Please transcribe the listing below in full and word for word, without its pictures.

# Start of Material provided

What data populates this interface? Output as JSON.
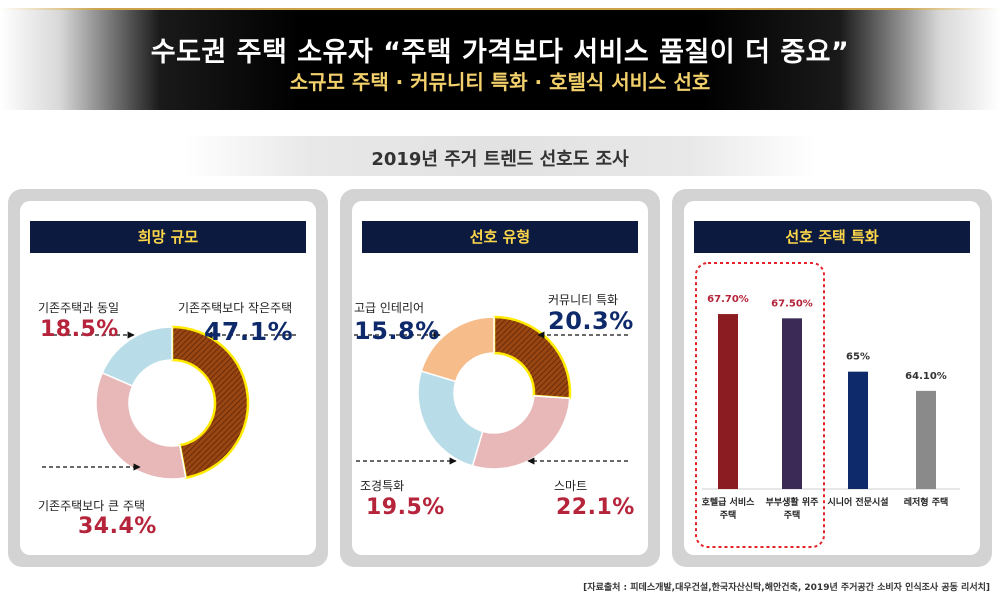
{
  "header": {
    "title": "수도권  주택 소유자 “주택 가격보다 서비스 품질이 더 중요”",
    "subtitle": "소규모 주택 · 커뮤니티 특화 · 호텔식 서비스 선호"
  },
  "survey_title": "2019년 주거 트렌드 선호도 조사",
  "colors": {
    "dark_red": "#8b1c22",
    "dark_purple": "#3a2a55",
    "navy": "#0e2a6b",
    "gray": "#8a8a8a",
    "pink": "#e8b8b8",
    "light_blue": "#b9dde8",
    "peach": "#f6bc8a",
    "brown": "#9a4612",
    "header_bg": "#0c1a3f",
    "header_text": "#ffd84a"
  },
  "chart_data": [
    {
      "type": "pie",
      "title": "희망 규모",
      "slices": [
        {
          "label": "기존주택보다 작은주택",
          "value": 47.1,
          "value_text": "47.1%"
        },
        {
          "label": "기존주택보다 큰 주택",
          "value": 34.4,
          "value_text": "34.4%"
        },
        {
          "label": "기존주택과 동일",
          "value": 18.5,
          "value_text": "18.5%"
        }
      ]
    },
    {
      "type": "pie",
      "title": "선호 유형",
      "slices": [
        {
          "label": "커뮤니티 특화",
          "value": 20.3,
          "value_text": "20.3%"
        },
        {
          "label": "스마트",
          "value": 22.1,
          "value_text": "22.1%"
        },
        {
          "label": "조경특화",
          "value": 19.5,
          "value_text": "19.5%"
        },
        {
          "label": "고급 인테리어",
          "value": 15.8,
          "value_text": "15.8%"
        }
      ]
    },
    {
      "type": "bar",
      "title": "선호 주택 특화",
      "categories": [
        "호텔급 서비스 주택",
        "부부생활 위주 주택",
        "시니어 전문시설",
        "레저형 주택"
      ],
      "category_lines": [
        [
          "호텔급 서비스",
          "주택"
        ],
        [
          "부부생활 위주",
          "주택"
        ],
        [
          "시니어 전문시설"
        ],
        [
          "레저형 주택"
        ]
      ],
      "values": [
        67.7,
        67.5,
        65,
        64.1
      ],
      "value_labels": [
        "67.70%",
        "67.50%",
        "65%",
        "64.10%"
      ],
      "highlight": [
        0,
        1
      ]
    }
  ],
  "source": "[자료출처 : 피데스개발,대우건설,한국자산신탁,해안건축, 2019년 주거공간 소비자 인식조사 공동 리서치]"
}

# End of Material provided

→ Response to this exercise:
What data populates this interface? Output as JSON.
{
  "header": {
    "title": "수도권  주택 소유자 “주택 가격보다 서비스 품질이 더 중요”",
    "subtitle": "소규모 주택 · 커뮤니티 특화 · 호텔식 서비스 선호"
  },
  "survey_title": "2019년 주거 트렌드 선호도 조사",
  "colors": {
    "dark_red": "#8b1c22",
    "dark_purple": "#3a2a55",
    "navy": "#0e2a6b",
    "gray": "#8a8a8a",
    "pink": "#e8b8b8",
    "light_blue": "#b9dde8",
    "peach": "#f6bc8a",
    "brown": "#9a4612",
    "header_bg": "#0c1a3f",
    "header_text": "#ffd84a"
  },
  "chart_data": [
    {
      "type": "pie",
      "title": "희망 규모",
      "slices": [
        {
          "label": "기존주택보다 작은주택",
          "value": 47.1,
          "value_text": "47.1%"
        },
        {
          "label": "기존주택보다 큰 주택",
          "value": 34.4,
          "value_text": "34.4%"
        },
        {
          "label": "기존주택과 동일",
          "value": 18.5,
          "value_text": "18.5%"
        }
      ]
    },
    {
      "type": "pie",
      "title": "선호 유형",
      "slices": [
        {
          "label": "커뮤니티 특화",
          "value": 20.3,
          "value_text": "20.3%"
        },
        {
          "label": "스마트",
          "value": 22.1,
          "value_text": "22.1%"
        },
        {
          "label": "조경특화",
          "value": 19.5,
          "value_text": "19.5%"
        },
        {
          "label": "고급 인테리어",
          "value": 15.8,
          "value_text": "15.8%"
        }
      ]
    },
    {
      "type": "bar",
      "title": "선호 주택 특화",
      "categories": [
        "호텔급 서비스 주택",
        "부부생활 위주 주택",
        "시니어 전문시설",
        "레저형 주택"
      ],
      "category_lines": [
        [
          "호텔급 서비스",
          "주택"
        ],
        [
          "부부생활 위주",
          "주택"
        ],
        [
          "시니어 전문시설"
        ],
        [
          "레저형 주택"
        ]
      ],
      "values": [
        67.7,
        67.5,
        65,
        64.1
      ],
      "value_labels": [
        "67.70%",
        "67.50%",
        "65%",
        "64.10%"
      ],
      "highlight": [
        0,
        1
      ]
    }
  ],
  "source": "[자료출처 : 피데스개발,대우건설,한국자산신탁,해안건축, 2019년 주거공간 소비자 인식조사 공동 리서치]"
}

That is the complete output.